LISTE DES CONSIGNES>
a: D'après le texte sur les modes musicaux, de quelle manière les degrés d'un mode sont-ils notés ?
b: Fournissez la suite du texte sur les modes musicaux, à partir de sa dernière ligne.

TEXTE FOURNI>

+++++

On tentera d’esquisser comment l’évolution du goût a eu recours à certains modes plus qu’à d’autres au fil du temps. Cette évolution aura pour conséquence de participer à un enrichissement de l’échelle naturelle (par les fameuses « altérations »). Ce dernier, à son tour, va opérer une « élection » de certains modes (et au premier chef, le mode de Do…) qui tireront parti de l’échelle étendue nouvellement créée, alors que la plupart des autres modes tomberont, pour plusieurs siècles, en désuétude (du moins dans la musique savante).
Pour conclusion provisoire, la tonique et les intervalles d’un mode déterminent la « personnalité » de ce mode, réalité acoustique reconnaissable à l’oreille.
Notion de degré
Pour un mode donné, la note de référence et son octave supérieure sont désignées comme « premier degré » du mode considéré (c’est-à-dire la « note de base », ou « tonique »).
La note au-dessus de la note de référence (toujours dans le mode considéré) sera le « second degré », etc. Les degrés désignent la place des notes dans le mode.
Dans la musique occidentale, un mode (notamment les modes « naturels ») aura usuellement sept degrés (mode heptatonique). Il y a des modes à cinq degrés – les fameuses « penta » chères aux guitaristes en sont une illustration – et bien d’autres encore.
Les degrés sont notés en chiffres romains : I, II, III, IV, V…
Leur nommage sera discuté dans un autre article, car il y a des ambiguïtés de terminologie.
Notion de ton et demi-ton
Ce sont les intervalles entre les notes de l’échelle naturelle, disposés comme suit.
1 ton = 2 demi-tons, mais c’est le résultat d’un long processus, que l’article suivant essaie justement de décrire.
Structure des modes naturels
Dans ce qui suit, on notera « T » pour « ton » et « ½T » pour « demi-ton ». Les noms des modes adoptés ci-après sont les noms usuels provenant du « Dodecachordon » de Glaréan (1547), en vigueur aujourd’hui même si ce « standard de fait » procède d’une confusion de ce théoricien, entre la musique de son temps et les modes grecs antiques. Des tentatives postérieures proposeront des nomenclatures plus scrupuleuses, telle celle de Gevaert au XIXe siècle, mais on adopte ici la terminologie de consensus.
Mode de Do (ou mode « ionien », ou mode « majeur »)

+++++

ENREGISTREMENTS FOURNIS>
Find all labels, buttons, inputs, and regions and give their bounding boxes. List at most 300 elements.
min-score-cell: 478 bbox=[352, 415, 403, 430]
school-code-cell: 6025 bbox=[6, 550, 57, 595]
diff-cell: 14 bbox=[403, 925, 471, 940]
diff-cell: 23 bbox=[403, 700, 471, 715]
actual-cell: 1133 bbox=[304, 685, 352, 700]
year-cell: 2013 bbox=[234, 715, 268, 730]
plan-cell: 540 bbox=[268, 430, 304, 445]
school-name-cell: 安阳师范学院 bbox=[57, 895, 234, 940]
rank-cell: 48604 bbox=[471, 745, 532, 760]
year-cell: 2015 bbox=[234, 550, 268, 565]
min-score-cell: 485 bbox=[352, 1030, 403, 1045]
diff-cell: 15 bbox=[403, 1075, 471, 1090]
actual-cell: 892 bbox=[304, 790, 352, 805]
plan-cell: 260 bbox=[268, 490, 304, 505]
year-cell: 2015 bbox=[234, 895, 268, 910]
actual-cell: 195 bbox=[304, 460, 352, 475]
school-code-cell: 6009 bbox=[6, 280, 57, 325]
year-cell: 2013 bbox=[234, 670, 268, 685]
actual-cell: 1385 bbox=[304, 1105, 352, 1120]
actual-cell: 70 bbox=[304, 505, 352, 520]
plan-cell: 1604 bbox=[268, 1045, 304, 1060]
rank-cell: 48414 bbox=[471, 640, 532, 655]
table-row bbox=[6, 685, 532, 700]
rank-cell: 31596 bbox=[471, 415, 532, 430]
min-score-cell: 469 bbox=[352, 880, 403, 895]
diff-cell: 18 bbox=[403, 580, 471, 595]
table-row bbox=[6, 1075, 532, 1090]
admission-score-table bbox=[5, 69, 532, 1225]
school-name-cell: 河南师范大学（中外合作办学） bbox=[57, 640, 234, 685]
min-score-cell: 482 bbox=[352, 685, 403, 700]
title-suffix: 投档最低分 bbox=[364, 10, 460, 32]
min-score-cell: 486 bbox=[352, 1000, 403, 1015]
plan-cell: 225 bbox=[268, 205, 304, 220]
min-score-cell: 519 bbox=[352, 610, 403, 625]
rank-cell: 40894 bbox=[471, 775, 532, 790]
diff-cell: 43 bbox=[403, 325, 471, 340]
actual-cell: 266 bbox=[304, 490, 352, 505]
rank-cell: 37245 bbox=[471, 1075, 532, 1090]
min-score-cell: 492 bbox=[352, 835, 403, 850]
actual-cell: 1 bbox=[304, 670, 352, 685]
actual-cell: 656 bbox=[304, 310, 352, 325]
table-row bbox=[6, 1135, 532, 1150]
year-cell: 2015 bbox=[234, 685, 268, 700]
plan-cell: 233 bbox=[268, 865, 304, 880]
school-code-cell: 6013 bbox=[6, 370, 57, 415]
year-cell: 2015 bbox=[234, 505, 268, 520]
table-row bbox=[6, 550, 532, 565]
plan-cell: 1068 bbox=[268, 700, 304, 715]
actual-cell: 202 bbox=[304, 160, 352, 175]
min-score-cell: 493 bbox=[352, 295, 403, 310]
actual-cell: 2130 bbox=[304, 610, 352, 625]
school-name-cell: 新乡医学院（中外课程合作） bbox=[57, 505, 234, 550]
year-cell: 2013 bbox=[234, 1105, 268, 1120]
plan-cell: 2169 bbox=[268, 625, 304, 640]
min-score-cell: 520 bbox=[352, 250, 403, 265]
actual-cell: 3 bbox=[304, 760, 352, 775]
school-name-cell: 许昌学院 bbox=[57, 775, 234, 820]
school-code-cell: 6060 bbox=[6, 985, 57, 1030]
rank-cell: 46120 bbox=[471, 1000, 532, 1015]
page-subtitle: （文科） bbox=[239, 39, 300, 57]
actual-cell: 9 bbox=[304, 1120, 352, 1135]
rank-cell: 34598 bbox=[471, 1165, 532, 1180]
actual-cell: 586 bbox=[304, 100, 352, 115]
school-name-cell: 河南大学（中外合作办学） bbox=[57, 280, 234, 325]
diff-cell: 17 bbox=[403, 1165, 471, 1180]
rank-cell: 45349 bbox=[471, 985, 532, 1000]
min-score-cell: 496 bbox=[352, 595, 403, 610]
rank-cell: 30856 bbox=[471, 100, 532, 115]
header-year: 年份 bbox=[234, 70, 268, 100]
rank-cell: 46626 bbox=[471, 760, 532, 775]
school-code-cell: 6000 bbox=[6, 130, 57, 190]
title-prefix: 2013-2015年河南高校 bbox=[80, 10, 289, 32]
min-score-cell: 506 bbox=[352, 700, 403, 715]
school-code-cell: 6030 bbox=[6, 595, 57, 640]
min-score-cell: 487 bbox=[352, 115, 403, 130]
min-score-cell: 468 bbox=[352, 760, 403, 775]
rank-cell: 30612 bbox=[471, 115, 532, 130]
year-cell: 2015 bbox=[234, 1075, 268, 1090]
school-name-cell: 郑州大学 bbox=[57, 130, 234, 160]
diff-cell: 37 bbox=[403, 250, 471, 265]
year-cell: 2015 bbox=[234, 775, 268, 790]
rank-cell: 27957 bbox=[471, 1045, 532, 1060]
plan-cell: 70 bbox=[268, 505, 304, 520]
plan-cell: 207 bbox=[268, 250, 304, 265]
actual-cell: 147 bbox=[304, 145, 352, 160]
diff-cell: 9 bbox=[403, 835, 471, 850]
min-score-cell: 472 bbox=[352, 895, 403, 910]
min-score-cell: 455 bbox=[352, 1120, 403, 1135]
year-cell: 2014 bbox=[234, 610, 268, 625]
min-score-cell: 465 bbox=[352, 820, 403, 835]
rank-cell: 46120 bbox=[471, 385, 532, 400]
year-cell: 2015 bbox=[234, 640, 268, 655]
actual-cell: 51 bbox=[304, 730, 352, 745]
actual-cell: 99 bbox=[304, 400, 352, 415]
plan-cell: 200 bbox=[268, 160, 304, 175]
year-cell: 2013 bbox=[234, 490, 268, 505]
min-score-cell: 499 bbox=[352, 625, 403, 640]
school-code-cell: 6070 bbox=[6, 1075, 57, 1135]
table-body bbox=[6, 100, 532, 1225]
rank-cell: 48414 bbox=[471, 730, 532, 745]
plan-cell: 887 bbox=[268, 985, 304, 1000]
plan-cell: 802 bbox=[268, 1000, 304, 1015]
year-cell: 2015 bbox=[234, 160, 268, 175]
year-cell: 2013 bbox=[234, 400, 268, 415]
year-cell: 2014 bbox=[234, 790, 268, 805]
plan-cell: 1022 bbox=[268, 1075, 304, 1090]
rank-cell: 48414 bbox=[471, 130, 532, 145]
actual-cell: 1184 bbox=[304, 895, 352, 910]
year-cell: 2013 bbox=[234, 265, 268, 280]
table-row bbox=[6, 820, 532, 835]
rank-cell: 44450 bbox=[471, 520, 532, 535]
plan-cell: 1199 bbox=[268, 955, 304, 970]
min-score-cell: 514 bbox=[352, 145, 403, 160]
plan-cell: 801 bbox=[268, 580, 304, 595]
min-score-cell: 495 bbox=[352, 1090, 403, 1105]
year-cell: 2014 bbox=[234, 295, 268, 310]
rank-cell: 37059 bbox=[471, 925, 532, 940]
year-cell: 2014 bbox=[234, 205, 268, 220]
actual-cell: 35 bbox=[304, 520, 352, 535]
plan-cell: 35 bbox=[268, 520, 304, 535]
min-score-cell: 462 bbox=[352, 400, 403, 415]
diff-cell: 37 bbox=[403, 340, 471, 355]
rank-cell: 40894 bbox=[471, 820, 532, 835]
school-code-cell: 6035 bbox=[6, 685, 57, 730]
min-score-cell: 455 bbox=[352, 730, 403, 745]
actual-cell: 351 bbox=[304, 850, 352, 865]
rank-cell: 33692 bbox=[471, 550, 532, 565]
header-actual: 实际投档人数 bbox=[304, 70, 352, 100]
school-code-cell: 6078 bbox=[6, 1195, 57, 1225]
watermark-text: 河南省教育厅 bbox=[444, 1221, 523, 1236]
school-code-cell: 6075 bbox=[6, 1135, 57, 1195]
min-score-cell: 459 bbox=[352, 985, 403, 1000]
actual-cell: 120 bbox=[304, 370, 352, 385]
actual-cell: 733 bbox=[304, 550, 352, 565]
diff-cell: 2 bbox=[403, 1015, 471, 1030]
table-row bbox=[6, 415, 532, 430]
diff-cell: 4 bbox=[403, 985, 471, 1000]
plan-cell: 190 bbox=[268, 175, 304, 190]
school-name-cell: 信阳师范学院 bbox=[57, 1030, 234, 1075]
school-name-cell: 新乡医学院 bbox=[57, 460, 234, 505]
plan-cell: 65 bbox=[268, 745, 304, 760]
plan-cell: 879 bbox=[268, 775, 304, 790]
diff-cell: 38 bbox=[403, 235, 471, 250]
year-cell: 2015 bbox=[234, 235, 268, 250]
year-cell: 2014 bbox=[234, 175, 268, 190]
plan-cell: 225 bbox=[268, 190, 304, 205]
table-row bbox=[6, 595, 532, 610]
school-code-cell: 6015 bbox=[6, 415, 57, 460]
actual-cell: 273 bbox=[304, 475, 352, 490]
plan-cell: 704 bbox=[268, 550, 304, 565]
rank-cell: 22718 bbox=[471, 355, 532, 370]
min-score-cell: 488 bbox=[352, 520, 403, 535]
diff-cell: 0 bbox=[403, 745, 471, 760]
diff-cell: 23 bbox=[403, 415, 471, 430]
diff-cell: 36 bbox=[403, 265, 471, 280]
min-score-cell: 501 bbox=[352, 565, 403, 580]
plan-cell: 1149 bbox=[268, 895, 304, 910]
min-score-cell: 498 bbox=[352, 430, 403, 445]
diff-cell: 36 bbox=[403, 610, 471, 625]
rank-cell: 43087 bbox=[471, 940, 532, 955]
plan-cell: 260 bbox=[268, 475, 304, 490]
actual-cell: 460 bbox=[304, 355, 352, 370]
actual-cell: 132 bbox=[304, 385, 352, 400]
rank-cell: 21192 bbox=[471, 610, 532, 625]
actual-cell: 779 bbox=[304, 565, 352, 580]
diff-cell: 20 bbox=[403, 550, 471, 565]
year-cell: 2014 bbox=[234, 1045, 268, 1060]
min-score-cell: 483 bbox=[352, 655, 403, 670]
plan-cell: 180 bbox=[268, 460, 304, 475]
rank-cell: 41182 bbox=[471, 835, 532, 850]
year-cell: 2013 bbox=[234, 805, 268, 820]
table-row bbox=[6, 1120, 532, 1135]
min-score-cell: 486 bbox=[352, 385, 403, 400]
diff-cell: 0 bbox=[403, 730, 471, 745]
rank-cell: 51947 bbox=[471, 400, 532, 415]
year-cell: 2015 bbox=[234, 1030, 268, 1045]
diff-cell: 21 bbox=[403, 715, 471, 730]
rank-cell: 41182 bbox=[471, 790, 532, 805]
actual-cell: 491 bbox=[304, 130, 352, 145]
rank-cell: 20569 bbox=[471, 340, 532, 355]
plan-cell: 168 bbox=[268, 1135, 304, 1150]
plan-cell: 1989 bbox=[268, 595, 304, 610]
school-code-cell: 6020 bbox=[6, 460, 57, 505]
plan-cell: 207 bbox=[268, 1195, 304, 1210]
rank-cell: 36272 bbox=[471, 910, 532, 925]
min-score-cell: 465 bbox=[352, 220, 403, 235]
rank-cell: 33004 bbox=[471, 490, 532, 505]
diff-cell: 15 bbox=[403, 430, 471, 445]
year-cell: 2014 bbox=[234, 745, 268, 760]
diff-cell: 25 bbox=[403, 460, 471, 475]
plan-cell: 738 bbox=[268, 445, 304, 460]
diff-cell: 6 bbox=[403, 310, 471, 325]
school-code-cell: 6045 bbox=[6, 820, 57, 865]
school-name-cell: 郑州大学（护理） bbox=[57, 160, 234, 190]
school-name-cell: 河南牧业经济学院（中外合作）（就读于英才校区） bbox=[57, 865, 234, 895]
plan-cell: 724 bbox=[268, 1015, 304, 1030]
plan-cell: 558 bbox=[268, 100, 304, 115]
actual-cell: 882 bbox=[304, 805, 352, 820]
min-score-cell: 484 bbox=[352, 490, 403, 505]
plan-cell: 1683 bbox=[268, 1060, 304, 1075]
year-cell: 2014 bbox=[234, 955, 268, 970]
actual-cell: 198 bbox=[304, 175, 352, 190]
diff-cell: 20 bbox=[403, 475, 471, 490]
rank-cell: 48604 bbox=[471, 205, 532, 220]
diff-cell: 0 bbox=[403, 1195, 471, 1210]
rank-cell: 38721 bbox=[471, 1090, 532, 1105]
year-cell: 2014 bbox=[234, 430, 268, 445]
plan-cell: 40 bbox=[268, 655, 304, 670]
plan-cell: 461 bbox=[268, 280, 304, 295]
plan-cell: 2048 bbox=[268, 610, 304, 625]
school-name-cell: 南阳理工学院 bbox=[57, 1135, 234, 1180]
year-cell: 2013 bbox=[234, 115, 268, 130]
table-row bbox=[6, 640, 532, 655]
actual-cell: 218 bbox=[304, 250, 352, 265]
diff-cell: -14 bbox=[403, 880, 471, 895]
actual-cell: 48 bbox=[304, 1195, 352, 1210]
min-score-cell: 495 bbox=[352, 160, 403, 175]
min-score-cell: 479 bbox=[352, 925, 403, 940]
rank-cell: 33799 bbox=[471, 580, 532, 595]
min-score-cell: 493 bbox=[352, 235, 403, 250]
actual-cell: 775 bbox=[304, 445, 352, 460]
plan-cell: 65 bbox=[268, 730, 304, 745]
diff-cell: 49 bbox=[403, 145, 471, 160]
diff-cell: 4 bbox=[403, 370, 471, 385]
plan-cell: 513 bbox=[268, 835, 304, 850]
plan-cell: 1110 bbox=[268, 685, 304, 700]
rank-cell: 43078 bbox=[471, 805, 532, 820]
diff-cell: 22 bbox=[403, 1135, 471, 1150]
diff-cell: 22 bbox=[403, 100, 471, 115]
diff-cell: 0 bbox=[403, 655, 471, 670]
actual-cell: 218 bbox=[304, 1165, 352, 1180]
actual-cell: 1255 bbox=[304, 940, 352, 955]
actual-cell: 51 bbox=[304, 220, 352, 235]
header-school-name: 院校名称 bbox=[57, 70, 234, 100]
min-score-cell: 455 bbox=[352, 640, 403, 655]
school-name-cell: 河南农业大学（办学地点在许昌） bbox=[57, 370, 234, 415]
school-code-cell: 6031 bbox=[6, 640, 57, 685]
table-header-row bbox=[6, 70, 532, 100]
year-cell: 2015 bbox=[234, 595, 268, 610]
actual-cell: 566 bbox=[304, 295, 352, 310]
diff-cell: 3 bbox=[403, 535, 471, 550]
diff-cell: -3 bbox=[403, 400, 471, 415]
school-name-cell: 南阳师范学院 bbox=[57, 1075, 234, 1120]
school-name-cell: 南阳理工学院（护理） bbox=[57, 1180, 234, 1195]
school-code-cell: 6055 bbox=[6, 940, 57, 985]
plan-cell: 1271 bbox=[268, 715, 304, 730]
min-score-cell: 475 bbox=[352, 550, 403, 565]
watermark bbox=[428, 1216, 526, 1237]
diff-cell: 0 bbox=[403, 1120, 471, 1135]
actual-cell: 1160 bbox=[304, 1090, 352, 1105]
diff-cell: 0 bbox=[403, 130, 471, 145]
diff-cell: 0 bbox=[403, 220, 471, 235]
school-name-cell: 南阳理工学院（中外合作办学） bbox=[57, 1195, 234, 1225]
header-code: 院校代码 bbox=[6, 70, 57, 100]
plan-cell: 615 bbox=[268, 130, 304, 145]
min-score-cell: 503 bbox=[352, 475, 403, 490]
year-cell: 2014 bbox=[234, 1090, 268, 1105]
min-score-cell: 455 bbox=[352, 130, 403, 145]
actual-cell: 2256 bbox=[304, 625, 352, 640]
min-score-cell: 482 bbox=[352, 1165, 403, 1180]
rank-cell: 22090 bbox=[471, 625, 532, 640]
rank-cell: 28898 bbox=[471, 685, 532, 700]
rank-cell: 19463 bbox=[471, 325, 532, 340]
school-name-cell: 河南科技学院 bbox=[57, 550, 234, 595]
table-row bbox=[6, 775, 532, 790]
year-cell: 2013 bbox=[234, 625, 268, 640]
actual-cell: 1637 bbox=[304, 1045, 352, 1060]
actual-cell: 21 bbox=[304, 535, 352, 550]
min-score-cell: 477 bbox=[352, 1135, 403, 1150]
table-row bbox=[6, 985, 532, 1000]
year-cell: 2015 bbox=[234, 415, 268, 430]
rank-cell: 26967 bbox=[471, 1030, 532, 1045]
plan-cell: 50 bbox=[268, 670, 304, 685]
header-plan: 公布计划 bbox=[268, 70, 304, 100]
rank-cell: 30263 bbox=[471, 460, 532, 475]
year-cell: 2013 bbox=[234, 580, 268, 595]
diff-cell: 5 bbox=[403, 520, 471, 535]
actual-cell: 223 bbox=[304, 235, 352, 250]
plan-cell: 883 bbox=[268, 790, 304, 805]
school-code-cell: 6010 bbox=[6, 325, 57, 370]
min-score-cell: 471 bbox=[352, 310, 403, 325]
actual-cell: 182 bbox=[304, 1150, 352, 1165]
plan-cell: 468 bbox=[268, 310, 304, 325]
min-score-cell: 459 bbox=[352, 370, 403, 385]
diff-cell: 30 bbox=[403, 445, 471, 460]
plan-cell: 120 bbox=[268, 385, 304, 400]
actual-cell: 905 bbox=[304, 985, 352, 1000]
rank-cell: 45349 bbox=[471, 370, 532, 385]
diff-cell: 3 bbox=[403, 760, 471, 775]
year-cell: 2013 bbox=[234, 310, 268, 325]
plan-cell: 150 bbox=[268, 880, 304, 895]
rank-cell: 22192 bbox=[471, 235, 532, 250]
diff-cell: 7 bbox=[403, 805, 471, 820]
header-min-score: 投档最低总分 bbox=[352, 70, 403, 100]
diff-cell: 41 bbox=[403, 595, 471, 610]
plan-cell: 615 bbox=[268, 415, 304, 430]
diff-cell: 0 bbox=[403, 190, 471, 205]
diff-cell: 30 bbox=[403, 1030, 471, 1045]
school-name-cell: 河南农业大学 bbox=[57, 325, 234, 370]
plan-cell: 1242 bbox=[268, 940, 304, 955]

+++++

RÉSULTATS DE L'EXERCICE>
a: Ils sont notés en chiffres romains : I, II, III, IV, V…

b:
C’est le mode naturel qui va de Do à Do. Il dispose naturellement la suite d’intervalles suivants, découlant des rapports entre les notes de l’échelle naturelle.
Do–Ré (T) ; Ré–Mi (T) ; Mi–Fa (½T) ; Fa–Sol (T) ; Sol–La (T) ; La–Si (T) ; Si–Do (½T)
D’où cette fameuse formule ésotérique apprise dans toutes les écoles de musique, le mode majeur c’est le fameux : « T, T, ½T, T, T, T, ½T » (« ton, ton, demi-ton… », etc.).
REMARQUE 2 : Une première observation qui facilitera la mémorisation de ce mode, et en éclairera le sens, est d’observer la répétition de la structure (T, T, ½T), au début (donc entre les quatre premières notes Do, Ré, Mi, Fa) et à la fin (entre Sol, La, Si, Do). Reste le « T » central (intervalle Fa-Sol).
Bref, visualiser « T, T, ½T, T, T, T, ½T » comme « (T, T, ½T), (T), (T, T, ½T) ».
Les morceaux en mode de Do poussent comme le chiendent au point qu’il est presque ridicule d’en citer : de « Frère Jacques » à « J’ai du bon tabac », les exemples pullulent.
EXERCICE 5 : Chanter tout simplement « Do Ré Mi Fa » puis « Sol La Si Do ». Constater l’identité sonore entre les deux mélodies, dont seule la hauteur diffère.
Mode de Ré (ou mode « dorien »)
C’est le mode qui va de Ré à Ré. Il dispose la suite d’intervalles suivants :
Ré–Mi (T) ; Mi–Fa (½T) ; Fa–Sol (T) ; Sol–La (T) ; La–Si (T) ; Si–Do (½T) ;Do–Ré (T)
Miracle ! Le découpage précédent fonctionne encore. On retrouve deux fois un même sous-ensemble, disposé aux parties extrêmes du mode.
Bref, on peut visualiser « T, ½T, T, T, T, ½T, T » comme « (T, ½T, T), (T), (T, ½T, T) ».
Est-ce que cette belle répétition d’intervalles entre les quatre notes « basses » et les quatre « hautes » va se répéter indéfiniment ? Le suspens est à son comble…
Pour l’heure, savourons un morceau dorien bien connu, « Scarborough Fair » de Simon & Garfunkel (https://www.youtube.com/watch?v=6yKS1SNSFvg).
EXERCICE 6 : Chanter « Ré Mi Fa Mi Ré Do Ré » puis « La Si Do Si La Sol La » (notes conjointes). Constater l’identité sonore entre les deux mélodies, dont seule la hauteur diffère.
Mode de Mi (ou mode «phrygien»)
C’est le mode qui va de Mi à Mi (en s’interdisant tout jeu de mot stupide, on vous a à l’œil).
Mi–Fa (½T) ; Fa–Sol (T) ; Sol–La (T) ; La–Si (T) ; Si–Do (½T) ; Do–Ré (T) ; Ré–Mi (T)
L’heureux miracle des deux modes précédents se renouvelle une fois encore, pour les groupes « Mi-Fa-Sol-La » et « Si-Do-Ré-Mi ».
Bref, visualiser « ½T, T, T, T, ½T, T, T » comme « (½T, T, T), (T), (½T, T, T) ».
Le quadruplet de notes dont le motif d’intervalles se répète à l’identique en début et en fin de mode s’appelle un tétracorde (« tétra » pour « quatre », élémentaire…). On a donc un tétracorde « inférieur » dans la zone grave du mode et un tétracorde « supérieur » à l’aigu.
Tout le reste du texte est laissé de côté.